begin Source data
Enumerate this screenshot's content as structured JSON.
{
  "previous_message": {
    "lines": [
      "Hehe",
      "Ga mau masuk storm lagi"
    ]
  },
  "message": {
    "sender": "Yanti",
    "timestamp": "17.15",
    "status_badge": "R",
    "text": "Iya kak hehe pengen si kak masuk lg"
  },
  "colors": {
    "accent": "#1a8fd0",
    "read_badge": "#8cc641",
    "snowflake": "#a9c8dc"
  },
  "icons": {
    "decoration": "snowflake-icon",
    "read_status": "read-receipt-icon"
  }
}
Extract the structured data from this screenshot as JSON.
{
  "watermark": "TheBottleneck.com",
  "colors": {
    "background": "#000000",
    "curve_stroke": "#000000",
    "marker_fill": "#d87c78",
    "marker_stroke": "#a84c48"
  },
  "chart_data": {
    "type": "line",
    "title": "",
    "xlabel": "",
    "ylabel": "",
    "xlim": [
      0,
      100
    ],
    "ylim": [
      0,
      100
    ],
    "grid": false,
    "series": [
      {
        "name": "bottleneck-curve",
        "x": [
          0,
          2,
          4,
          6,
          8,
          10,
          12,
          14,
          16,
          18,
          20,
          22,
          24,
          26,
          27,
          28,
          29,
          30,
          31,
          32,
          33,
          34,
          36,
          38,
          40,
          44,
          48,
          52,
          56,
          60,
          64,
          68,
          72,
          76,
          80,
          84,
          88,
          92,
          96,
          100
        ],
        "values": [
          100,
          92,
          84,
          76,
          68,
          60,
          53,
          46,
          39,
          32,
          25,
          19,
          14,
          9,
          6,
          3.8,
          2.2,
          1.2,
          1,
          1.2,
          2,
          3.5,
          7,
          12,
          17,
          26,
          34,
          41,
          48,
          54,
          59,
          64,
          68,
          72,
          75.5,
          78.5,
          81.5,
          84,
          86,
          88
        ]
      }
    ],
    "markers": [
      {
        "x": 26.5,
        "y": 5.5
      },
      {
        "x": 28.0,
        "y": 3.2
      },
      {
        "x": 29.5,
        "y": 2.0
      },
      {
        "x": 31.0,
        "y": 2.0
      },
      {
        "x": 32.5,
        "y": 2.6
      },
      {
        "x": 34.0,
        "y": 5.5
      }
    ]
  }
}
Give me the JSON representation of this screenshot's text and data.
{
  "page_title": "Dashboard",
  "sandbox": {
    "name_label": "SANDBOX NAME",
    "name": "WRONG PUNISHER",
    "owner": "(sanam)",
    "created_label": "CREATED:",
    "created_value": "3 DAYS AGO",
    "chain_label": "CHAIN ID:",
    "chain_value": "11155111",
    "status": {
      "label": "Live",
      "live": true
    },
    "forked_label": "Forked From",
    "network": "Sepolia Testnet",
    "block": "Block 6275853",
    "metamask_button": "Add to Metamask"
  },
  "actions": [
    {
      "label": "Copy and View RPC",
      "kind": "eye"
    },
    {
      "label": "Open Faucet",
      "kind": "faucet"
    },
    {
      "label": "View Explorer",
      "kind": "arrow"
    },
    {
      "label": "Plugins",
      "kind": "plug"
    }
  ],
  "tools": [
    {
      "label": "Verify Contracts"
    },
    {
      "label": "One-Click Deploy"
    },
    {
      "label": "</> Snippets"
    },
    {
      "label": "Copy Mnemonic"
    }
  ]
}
end Source data
* Task goal
Using the listing above, reproduce each line without omission.

* Written response
Enumerate this screenshot's content as structured JSON.
{
  "previous_message": {
    "lines": [
      "Hehe",
      "Ga mau masuk storm lagi"
    ]
  },
  "message": {
    "sender": "Yanti",
    "timestamp": "17.15",
    "status_badge": "R",
    "text": "Iya kak hehe pengen si kak masuk lg"
  },
  "colors": {
    "accent": "#1a8fd0",
    "read_badge": "#8cc641",
    "snowflake": "#a9c8dc"
  },
  "icons": {
    "decoration": "snowflake-icon",
    "read_status": "read-receipt-icon"
  }
}
Extract the structured data from this screenshot as JSON.
{
  "watermark": "TheBottleneck.com",
  "colors": {
    "background": "#000000",
    "curve_stroke": "#000000",
    "marker_fill": "#d87c78",
    "marker_stroke": "#a84c48"
  },
  "chart_data": {
    "type": "line",
    "title": "",
    "xlabel": "",
    "ylabel": "",
    "xlim": [
      0,
      100
    ],
    "ylim": [
      0,
      100
    ],
    "grid": false,
    "series": [
      {
        "name": "bottleneck-curve",
        "x": [
          0,
          2,
          4,
          6,
          8,
          10,
          12,
          14,
          16,
          18,
          20,
          22,
          24,
          26,
          27,
          28,
          29,
          30,
          31,
          32,
          33,
          34,
          36,
          38,
          40,
          44,
          48,
          52,
          56,
          60,
          64,
          68,
          72,
          76,
          80,
          84,
          88,
          92,
          96,
          100
        ],
        "values": [
          100,
          92,
          84,
          76,
          68,
          60,
          53,
          46,
          39,
          32,
          25,
          19,
          14,
          9,
          6,
          3.8,
          2.2,
          1.2,
          1,
          1.2,
          2,
          3.5,
          7,
          12,
          17,
          26,
          34,
          41,
          48,
          54,
          59,
          64,
          68,
          72,
          75.5,
          78.5,
          81.5,
          84,
          86,
          88
        ]
      }
    ],
    "markers": [
      {
        "x": 26.5,
        "y": 5.5
      },
      {
        "x": 28.0,
        "y": 3.2
      },
      {
        "x": 29.5,
        "y": 2.0
      },
      {
        "x": 31.0,
        "y": 2.0
      },
      {
        "x": 32.5,
        "y": 2.6
      },
      {
        "x": 34.0,
        "y": 5.5
      }
    ]
  }
}
Give me the JSON representation of this screenshot's text and data.
{
  "page_title": "Dashboard",
  "sandbox": {
    "name_label": "SANDBOX NAME",
    "name": "WRONG PUNISHER",
    "owner": "(sanam)",
    "created_label": "CREATED:",
    "created_value": "3 DAYS AGO",
    "chain_label": "CHAIN ID:",
    "chain_value": "11155111",
    "status": {
      "label": "Live",
      "live": true
    },
    "forked_label": "Forked From",
    "network": "Sepolia Testnet",
    "block": "Block 6275853",
    "metamask_button": "Add to Metamask"
  },
  "actions": [
    {
      "label": "Copy and View RPC",
      "kind": "eye"
    },
    {
      "label": "Open Faucet",
      "kind": "faucet"
    },
    {
      "label": "View Explorer",
      "kind": "arrow"
    },
    {
      "label": "Plugins",
      "kind": "plug"
    }
  ],
  "tools": [
    {
      "label": "Verify Contracts"
    },
    {
      "label": "One-Click Deploy"
    },
    {
      "label": "</> Snippets"
    },
    {
      "label": "Copy Mnemonic"
    }
  ]
}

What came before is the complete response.